▶ **YOUR OBJECTIVE**
Take all the material and copy it exactly.

[Extracted data entries]

▬▬▬

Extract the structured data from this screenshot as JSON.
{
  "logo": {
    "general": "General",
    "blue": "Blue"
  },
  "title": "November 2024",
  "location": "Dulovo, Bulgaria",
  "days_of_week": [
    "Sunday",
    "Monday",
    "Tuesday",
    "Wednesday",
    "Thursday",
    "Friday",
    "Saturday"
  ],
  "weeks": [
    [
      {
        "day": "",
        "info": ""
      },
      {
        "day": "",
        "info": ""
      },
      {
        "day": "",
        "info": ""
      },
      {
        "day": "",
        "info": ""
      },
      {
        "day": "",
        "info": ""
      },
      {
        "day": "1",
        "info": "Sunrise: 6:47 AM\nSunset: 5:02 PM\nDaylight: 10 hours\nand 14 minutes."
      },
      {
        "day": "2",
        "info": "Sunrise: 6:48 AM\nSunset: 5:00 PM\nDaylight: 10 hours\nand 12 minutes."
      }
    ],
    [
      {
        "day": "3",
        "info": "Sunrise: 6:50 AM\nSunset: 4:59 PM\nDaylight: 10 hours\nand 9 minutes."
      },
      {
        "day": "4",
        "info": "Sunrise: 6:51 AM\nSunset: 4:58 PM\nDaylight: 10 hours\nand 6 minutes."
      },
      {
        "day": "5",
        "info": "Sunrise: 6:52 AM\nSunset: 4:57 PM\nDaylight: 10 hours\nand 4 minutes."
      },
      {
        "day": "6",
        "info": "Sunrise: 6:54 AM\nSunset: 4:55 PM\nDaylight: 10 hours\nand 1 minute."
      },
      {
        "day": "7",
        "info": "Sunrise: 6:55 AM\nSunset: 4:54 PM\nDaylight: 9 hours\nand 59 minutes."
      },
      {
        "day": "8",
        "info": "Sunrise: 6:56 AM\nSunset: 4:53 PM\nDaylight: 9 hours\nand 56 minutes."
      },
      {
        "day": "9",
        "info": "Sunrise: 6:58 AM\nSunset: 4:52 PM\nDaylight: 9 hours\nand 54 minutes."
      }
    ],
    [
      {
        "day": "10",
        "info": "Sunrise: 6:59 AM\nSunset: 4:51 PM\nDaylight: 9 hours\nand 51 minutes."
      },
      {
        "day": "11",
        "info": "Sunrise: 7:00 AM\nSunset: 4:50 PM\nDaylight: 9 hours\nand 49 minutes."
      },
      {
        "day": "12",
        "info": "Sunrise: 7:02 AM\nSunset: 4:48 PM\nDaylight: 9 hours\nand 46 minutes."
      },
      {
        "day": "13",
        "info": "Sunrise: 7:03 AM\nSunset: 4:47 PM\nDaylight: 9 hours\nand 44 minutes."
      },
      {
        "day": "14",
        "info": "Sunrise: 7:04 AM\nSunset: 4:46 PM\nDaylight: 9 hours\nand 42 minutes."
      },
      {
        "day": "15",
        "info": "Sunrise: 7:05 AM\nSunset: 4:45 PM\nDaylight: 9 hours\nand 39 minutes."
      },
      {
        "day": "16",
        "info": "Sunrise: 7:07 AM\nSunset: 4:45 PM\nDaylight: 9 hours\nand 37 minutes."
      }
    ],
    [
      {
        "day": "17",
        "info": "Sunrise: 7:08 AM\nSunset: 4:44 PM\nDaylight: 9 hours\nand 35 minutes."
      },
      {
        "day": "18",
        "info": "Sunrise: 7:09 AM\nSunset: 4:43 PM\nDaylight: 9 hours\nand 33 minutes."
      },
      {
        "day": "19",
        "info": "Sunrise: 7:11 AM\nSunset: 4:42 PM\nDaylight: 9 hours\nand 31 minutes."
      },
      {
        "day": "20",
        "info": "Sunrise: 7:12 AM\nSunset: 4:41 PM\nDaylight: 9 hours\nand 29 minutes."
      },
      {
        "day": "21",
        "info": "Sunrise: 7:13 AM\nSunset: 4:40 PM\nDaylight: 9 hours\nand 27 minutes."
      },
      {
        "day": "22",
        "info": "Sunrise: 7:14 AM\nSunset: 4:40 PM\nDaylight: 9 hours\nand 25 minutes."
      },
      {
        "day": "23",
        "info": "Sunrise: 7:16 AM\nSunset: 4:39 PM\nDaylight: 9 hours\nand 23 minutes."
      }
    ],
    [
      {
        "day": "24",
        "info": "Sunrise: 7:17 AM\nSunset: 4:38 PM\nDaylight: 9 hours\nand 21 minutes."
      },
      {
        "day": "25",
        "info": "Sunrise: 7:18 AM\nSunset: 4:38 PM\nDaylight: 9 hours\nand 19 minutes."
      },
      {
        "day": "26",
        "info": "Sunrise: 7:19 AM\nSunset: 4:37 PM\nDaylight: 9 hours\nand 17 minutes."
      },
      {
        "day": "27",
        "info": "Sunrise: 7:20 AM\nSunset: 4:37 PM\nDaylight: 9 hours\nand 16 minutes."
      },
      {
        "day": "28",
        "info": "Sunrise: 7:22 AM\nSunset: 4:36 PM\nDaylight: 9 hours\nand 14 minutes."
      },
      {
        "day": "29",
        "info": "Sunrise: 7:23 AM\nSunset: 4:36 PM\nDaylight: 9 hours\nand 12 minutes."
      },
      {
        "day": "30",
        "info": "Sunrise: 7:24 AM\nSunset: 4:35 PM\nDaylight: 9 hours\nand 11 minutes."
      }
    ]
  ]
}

▬▬▬

▶ **OUTPUT**
Extract the structured data from this screenshot as JSON.
{
  "logo": {
    "general": "General",
    "blue": "Blue"
  },
  "title": "November 2024",
  "location": "Dulovo, Bulgaria",
  "days_of_week": [
    "Sunday",
    "Monday",
    "Tuesday",
    "Wednesday",
    "Thursday",
    "Friday",
    "Saturday"
  ],
  "weeks": [
    [
      {
        "day": "",
        "info": ""
      },
      {
        "day": "",
        "info": ""
      },
      {
        "day": "",
        "info": ""
      },
      {
        "day": "",
        "info": ""
      },
      {
        "day": "",
        "info": ""
      },
      {
        "day": "1",
        "info": "Sunrise: 6:47 AM\nSunset: 5:02 PM\nDaylight: 10 hours\nand 14 minutes."
      },
      {
        "day": "2",
        "info": "Sunrise: 6:48 AM\nSunset: 5:00 PM\nDaylight: 10 hours\nand 12 minutes."
      }
    ],
    [
      {
        "day": "3",
        "info": "Sunrise: 6:50 AM\nSunset: 4:59 PM\nDaylight: 10 hours\nand 9 minutes."
      },
      {
        "day": "4",
        "info": "Sunrise: 6:51 AM\nSunset: 4:58 PM\nDaylight: 10 hours\nand 6 minutes."
      },
      {
        "day": "5",
        "info": "Sunrise: 6:52 AM\nSunset: 4:57 PM\nDaylight: 10 hours\nand 4 minutes."
      },
      {
        "day": "6",
        "info": "Sunrise: 6:54 AM\nSunset: 4:55 PM\nDaylight: 10 hours\nand 1 minute."
      },
      {
        "day": "7",
        "info": "Sunrise: 6:55 AM\nSunset: 4:54 PM\nDaylight: 9 hours\nand 59 minutes."
      },
      {
        "day": "8",
        "info": "Sunrise: 6:56 AM\nSunset: 4:53 PM\nDaylight: 9 hours\nand 56 minutes."
      },
      {
        "day": "9",
        "info": "Sunrise: 6:58 AM\nSunset: 4:52 PM\nDaylight: 9 hours\nand 54 minutes."
      }
    ],
    [
      {
        "day": "10",
        "info": "Sunrise: 6:59 AM\nSunset: 4:51 PM\nDaylight: 9 hours\nand 51 minutes."
      },
      {
        "day": "11",
        "info": "Sunrise: 7:00 AM\nSunset: 4:50 PM\nDaylight: 9 hours\nand 49 minutes."
      },
      {
        "day": "12",
        "info": "Sunrise: 7:02 AM\nSunset: 4:48 PM\nDaylight: 9 hours\nand 46 minutes."
      },
      {
        "day": "13",
        "info": "Sunrise: 7:03 AM\nSunset: 4:47 PM\nDaylight: 9 hours\nand 44 minutes."
      },
      {
        "day": "14",
        "info": "Sunrise: 7:04 AM\nSunset: 4:46 PM\nDaylight: 9 hours\nand 42 minutes."
      },
      {
        "day": "15",
        "info": "Sunrise: 7:05 AM\nSunset: 4:45 PM\nDaylight: 9 hours\nand 39 minutes."
      },
      {
        "day": "16",
        "info": "Sunrise: 7:07 AM\nSunset: 4:45 PM\nDaylight: 9 hours\nand 37 minutes."
      }
    ],
    [
      {
        "day": "17",
        "info": "Sunrise: 7:08 AM\nSunset: 4:44 PM\nDaylight: 9 hours\nand 35 minutes."
      },
      {
        "day": "18",
        "info": "Sunrise: 7:09 AM\nSunset: 4:43 PM\nDaylight: 9 hours\nand 33 minutes."
      },
      {
        "day": "19",
        "info": "Sunrise: 7:11 AM\nSunset: 4:42 PM\nDaylight: 9 hours\nand 31 minutes."
      },
      {
        "day": "20",
        "info": "Sunrise: 7:12 AM\nSunset: 4:41 PM\nDaylight: 9 hours\nand 29 minutes."
      },
      {
        "day": "21",
        "info": "Sunrise: 7:13 AM\nSunset: 4:40 PM\nDaylight: 9 hours\nand 27 minutes."
      },
      {
        "day": "22",
        "info": "Sunrise: 7:14 AM\nSunset: 4:40 PM\nDaylight: 9 hours\nand 25 minutes."
      },
      {
        "day": "23",
        "info": "Sunrise: 7:16 AM\nSunset: 4:39 PM\nDaylight: 9 hours\nand 23 minutes."
      }
    ],
    [
      {
        "day": "24",
        "info": "Sunrise: 7:17 AM\nSunset: 4:38 PM\nDaylight: 9 hours\nand 21 minutes."
      },
      {
        "day": "25",
        "info": "Sunrise: 7:18 AM\nSunset: 4:38 PM\nDaylight: 9 hours\nand 19 minutes."
      },
      {
        "day": "26",
        "info": "Sunrise: 7:19 AM\nSunset: 4:37 PM\nDaylight: 9 hours\nand 17 minutes."
      },
      {
        "day": "27",
        "info": "Sunrise: 7:20 AM\nSunset: 4:37 PM\nDaylight: 9 hours\nand 16 minutes."
      },
      {
        "day": "28",
        "info": "Sunrise: 7:22 AM\nSunset: 4:36 PM\nDaylight: 9 hours\nand 14 minutes."
      },
      {
        "day": "29",
        "info": "Sunrise: 7:23 AM\nSunset: 4:36 PM\nDaylight: 9 hours\nand 12 minutes."
      },
      {
        "day": "30",
        "info": "Sunrise: 7:24 AM\nSunset: 4:35 PM\nDaylight: 9 hours\nand 11 minutes."
      }
    ]
  ]
}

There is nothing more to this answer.